# PROMPT
Retype every entry word for word.

****

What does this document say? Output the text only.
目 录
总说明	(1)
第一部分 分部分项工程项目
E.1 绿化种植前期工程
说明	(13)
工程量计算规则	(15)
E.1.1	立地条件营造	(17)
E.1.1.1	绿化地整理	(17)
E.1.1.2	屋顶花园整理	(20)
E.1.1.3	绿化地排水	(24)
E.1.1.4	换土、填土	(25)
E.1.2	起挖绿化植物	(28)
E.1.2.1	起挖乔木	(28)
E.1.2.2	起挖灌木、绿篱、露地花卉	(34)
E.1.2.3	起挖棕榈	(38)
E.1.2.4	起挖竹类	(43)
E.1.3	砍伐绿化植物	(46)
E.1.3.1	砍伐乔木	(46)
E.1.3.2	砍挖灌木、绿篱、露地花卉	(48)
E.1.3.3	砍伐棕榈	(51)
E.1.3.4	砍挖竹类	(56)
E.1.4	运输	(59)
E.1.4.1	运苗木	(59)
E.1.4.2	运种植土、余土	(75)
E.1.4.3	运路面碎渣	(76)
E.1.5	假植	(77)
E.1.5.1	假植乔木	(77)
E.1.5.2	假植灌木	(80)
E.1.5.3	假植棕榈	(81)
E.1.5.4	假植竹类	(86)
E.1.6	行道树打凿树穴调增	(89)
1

****

# EXERCISE OUTPUT
What does this document say? Output the text only.
目 录
总说明	(1)
第一部分 分部分项工程项目
E.1 绿化种植前期工程
说明	(13)
工程量计算规则	(15)
E.1.1	立地条件营造	(17)
E.1.1.1	绿化地整理	(17)
E.1.1.2	屋顶花园整理	(20)
E.1.1.3	绿化地排水	(24)
E.1.1.4	换土、填土	(25)
E.1.2	起挖绿化植物	(28)
E.1.2.1	起挖乔木	(28)
E.1.2.2	起挖灌木、绿篱、露地花卉	(34)
E.1.2.3	起挖棕榈	(38)
E.1.2.4	起挖竹类	(43)
E.1.3	砍伐绿化植物	(46)
E.1.3.1	砍伐乔木	(46)
E.1.3.2	砍挖灌木、绿篱、露地花卉	(48)
E.1.3.3	砍伐棕榈	(51)
E.1.3.4	砍挖竹类	(56)
E.1.4	运输	(59)
E.1.4.1	运苗木	(59)
E.1.4.2	运种植土、余土	(75)
E.1.4.3	运路面碎渣	(76)
E.1.5	假植	(77)
E.1.5.1	假植乔木	(77)
E.1.5.2	假植灌木	(80)
E.1.5.3	假植棕榈	(81)
E.1.5.4	假植竹类	(86)
E.1.6	行道树打凿树穴调增	(89)
1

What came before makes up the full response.